• [GOAL]:
Report the number of lines where the string "Investing" occurs, and write nothing else.

• [SOURCE RECORDS]:
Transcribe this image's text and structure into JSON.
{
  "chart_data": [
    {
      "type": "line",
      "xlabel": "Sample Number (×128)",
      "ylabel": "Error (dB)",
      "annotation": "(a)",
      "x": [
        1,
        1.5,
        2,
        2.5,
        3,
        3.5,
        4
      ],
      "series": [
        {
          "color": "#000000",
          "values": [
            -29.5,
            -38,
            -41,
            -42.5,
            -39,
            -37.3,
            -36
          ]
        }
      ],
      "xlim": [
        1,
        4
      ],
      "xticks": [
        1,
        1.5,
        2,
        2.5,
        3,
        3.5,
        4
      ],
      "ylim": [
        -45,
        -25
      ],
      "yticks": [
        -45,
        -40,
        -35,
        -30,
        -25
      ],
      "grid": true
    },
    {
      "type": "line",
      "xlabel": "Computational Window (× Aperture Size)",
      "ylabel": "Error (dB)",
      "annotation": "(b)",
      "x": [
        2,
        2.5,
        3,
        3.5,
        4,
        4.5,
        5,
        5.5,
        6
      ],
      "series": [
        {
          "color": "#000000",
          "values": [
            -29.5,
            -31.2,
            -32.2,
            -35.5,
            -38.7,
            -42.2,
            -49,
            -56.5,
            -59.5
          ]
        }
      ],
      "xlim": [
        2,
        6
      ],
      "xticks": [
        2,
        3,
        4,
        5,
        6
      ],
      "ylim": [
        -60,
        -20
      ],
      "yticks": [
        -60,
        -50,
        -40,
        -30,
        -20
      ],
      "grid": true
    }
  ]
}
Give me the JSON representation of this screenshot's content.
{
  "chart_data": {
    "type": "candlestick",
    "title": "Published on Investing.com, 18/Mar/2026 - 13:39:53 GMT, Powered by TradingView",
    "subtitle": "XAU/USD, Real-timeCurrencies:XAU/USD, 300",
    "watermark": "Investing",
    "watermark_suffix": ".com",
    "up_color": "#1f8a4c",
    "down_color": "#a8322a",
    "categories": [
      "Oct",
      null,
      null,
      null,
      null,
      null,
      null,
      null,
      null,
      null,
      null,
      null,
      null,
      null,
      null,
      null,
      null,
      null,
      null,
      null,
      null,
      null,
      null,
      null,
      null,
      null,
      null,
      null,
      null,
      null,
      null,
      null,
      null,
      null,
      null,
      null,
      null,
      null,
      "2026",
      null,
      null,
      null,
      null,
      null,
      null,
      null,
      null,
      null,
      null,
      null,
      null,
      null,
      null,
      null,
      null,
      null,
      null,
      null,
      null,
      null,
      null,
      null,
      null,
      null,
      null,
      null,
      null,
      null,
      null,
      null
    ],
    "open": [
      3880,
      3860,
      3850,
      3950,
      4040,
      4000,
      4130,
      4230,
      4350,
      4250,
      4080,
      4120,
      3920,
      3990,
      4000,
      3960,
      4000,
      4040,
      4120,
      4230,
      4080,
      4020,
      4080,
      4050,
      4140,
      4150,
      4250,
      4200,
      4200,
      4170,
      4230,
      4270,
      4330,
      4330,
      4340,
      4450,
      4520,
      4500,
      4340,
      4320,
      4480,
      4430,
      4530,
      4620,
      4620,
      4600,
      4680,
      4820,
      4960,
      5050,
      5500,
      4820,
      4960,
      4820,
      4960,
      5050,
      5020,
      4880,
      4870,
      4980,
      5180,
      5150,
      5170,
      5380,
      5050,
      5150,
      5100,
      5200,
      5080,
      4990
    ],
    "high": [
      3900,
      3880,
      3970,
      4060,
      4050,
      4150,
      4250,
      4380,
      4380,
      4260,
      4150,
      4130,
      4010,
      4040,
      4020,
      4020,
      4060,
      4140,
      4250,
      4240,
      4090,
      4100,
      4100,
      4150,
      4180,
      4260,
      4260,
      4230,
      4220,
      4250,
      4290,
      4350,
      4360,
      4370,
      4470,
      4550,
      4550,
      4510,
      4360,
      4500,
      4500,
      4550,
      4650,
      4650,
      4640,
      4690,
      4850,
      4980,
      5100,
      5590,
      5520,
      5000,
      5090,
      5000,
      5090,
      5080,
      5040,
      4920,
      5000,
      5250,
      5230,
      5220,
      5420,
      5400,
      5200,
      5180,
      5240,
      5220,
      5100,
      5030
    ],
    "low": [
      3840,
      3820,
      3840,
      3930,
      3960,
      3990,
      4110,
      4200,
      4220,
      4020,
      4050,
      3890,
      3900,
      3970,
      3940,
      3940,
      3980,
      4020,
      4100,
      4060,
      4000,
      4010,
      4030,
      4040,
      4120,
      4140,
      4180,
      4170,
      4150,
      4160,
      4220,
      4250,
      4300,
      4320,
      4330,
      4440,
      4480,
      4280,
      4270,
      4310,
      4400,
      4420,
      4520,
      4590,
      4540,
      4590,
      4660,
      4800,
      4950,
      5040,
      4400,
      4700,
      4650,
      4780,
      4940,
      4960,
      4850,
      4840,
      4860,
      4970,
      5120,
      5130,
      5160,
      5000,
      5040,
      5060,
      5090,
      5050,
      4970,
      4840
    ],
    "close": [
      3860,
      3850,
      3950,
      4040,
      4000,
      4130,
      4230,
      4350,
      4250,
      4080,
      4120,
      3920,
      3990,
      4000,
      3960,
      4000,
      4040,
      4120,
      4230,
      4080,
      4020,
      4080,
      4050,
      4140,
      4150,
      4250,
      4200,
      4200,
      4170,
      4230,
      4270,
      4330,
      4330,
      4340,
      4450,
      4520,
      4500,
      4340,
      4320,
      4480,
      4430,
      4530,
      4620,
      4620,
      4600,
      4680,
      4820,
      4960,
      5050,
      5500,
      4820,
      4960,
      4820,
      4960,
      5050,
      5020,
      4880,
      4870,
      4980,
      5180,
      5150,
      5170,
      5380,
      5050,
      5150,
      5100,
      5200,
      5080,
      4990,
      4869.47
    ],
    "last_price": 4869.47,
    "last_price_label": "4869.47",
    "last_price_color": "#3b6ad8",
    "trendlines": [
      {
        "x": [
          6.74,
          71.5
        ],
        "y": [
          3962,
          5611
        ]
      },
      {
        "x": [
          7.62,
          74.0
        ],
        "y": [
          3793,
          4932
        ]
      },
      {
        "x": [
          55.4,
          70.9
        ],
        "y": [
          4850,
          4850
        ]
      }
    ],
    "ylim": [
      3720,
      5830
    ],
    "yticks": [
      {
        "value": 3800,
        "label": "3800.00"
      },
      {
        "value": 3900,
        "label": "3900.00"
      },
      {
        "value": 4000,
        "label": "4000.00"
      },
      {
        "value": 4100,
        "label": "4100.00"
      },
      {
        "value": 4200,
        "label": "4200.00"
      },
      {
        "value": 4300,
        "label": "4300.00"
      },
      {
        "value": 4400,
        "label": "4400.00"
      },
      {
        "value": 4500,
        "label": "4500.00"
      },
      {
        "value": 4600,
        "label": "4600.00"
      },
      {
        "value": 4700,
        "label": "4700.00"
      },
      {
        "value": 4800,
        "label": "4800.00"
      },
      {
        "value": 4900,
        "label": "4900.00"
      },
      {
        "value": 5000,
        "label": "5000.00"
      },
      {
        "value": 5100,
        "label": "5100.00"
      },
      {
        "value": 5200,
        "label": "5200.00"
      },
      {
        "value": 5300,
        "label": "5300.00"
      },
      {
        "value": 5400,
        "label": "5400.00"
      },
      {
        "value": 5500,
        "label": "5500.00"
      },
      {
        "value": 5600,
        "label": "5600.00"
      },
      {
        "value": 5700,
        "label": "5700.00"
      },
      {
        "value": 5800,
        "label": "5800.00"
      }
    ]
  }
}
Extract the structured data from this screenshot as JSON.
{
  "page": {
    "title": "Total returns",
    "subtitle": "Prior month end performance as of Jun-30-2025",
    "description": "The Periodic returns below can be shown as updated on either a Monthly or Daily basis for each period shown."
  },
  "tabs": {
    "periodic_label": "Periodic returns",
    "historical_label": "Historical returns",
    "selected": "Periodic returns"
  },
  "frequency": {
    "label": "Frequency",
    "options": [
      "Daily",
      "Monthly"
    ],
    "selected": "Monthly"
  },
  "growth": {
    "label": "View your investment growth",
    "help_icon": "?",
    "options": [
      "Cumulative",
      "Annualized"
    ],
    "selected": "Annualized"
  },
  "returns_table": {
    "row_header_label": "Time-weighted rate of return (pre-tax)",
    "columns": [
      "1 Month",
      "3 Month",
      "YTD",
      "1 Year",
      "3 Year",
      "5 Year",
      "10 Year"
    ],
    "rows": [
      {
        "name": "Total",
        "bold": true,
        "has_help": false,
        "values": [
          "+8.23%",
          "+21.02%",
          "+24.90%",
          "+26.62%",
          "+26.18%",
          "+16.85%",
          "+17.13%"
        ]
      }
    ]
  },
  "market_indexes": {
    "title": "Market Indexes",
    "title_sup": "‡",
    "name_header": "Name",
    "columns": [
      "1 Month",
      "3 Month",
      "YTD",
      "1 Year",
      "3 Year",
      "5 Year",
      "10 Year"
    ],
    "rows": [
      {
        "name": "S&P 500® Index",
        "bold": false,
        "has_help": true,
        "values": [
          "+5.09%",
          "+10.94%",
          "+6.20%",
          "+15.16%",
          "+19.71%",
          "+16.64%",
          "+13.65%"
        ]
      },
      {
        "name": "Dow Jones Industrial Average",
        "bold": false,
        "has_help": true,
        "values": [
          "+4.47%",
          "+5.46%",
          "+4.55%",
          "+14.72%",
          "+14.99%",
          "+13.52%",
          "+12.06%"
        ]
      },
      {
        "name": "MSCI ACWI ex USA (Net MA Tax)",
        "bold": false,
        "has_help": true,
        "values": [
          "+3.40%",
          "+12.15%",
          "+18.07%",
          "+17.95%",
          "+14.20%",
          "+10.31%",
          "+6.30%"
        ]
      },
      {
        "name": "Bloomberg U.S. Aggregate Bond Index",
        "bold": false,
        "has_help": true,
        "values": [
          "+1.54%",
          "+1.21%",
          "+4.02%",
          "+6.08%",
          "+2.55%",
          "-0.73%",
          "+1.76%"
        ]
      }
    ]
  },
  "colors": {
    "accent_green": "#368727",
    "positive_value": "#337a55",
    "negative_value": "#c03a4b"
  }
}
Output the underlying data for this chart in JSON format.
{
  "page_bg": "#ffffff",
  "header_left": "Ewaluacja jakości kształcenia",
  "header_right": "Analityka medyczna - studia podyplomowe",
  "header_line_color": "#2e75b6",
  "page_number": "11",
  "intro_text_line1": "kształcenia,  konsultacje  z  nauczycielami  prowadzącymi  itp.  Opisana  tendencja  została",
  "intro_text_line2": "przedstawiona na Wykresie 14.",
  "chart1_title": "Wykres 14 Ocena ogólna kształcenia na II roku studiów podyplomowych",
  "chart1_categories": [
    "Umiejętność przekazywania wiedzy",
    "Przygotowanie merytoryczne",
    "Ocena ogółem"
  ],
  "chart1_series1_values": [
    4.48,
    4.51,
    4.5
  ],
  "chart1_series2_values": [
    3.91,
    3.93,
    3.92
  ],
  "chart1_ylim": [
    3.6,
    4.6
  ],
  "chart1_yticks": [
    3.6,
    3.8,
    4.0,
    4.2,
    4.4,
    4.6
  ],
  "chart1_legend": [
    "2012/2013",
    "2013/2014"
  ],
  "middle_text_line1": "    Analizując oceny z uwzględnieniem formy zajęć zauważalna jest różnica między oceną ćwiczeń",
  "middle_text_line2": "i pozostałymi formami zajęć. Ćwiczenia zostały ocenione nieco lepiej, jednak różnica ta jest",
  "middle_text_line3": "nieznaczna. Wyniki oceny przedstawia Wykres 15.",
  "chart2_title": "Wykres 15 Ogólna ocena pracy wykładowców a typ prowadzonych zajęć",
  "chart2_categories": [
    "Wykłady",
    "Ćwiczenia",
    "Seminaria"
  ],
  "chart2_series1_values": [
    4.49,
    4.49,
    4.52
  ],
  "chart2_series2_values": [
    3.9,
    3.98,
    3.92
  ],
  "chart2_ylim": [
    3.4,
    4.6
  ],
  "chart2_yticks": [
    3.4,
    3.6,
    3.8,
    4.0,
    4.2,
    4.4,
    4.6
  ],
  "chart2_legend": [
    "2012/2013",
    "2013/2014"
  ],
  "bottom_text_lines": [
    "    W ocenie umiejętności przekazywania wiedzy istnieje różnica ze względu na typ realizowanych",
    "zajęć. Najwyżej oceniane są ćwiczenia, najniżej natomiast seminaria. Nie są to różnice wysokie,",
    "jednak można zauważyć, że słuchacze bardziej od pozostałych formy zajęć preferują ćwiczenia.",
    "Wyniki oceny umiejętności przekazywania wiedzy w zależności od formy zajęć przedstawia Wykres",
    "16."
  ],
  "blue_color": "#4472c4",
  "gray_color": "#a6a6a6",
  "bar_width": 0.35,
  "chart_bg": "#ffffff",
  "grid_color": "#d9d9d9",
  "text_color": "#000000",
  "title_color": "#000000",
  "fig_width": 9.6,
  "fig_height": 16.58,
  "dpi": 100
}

• [ANSWER FOR THE TASK]:
2